------ Provided data ------
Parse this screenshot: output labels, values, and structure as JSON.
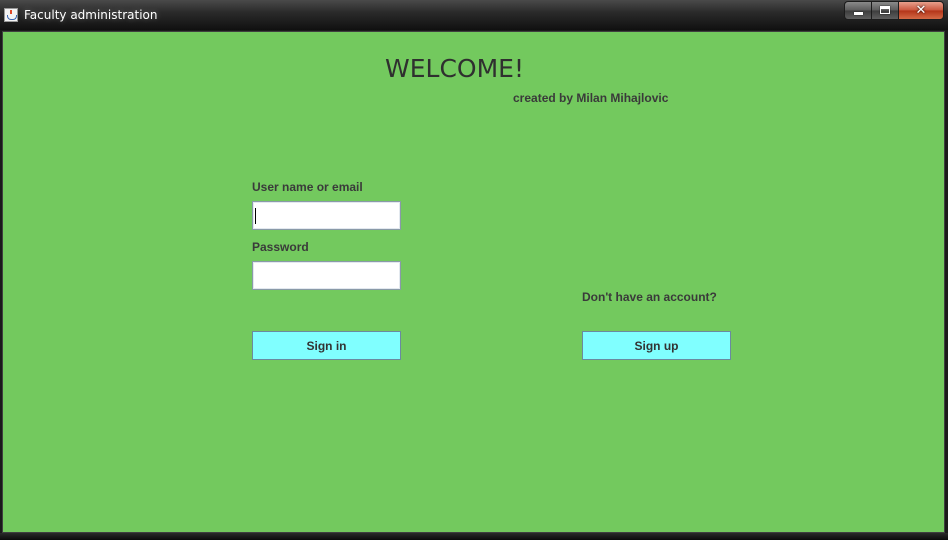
{
  "window": {
    "title": "Faculty administration",
    "icon": "java-cup-icon",
    "controls": {
      "minimize_icon": "minimize-icon",
      "maximize_icon": "maximize-icon",
      "close_icon": "close-icon",
      "close_glyph": "✕"
    }
  },
  "header": {
    "welcome": "WELCOME!",
    "credit": "created by Milan Mihajlovic"
  },
  "login": {
    "username_label": "User name or email",
    "username_value": "",
    "password_label": "Password",
    "password_value": "",
    "sign_in_label": "Sign in"
  },
  "signup": {
    "prompt": "Don't have an account?",
    "sign_up_label": "Sign up"
  },
  "colors": {
    "background": "#73c95e",
    "button": "#80ffff",
    "text": "#3a3a3a"
  }
}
------
## Exercise requirements
Every entry must be reproduced exactly, with the images left out.

## Problem solution
Parse this screenshot: output labels, values, and structure as JSON.
{
  "window": {
    "title": "Faculty administration",
    "icon": "java-cup-icon",
    "controls": {
      "minimize_icon": "minimize-icon",
      "maximize_icon": "maximize-icon",
      "close_icon": "close-icon",
      "close_glyph": "✕"
    }
  },
  "header": {
    "welcome": "WELCOME!",
    "credit": "created by Milan Mihajlovic"
  },
  "login": {
    "username_label": "User name or email",
    "username_value": "",
    "password_label": "Password",
    "password_value": "",
    "sign_in_label": "Sign in"
  },
  "signup": {
    "prompt": "Don't have an account?",
    "sign_up_label": "Sign up"
  },
  "colors": {
    "background": "#73c95e",
    "button": "#80ffff",
    "text": "#3a3a3a"
  }
}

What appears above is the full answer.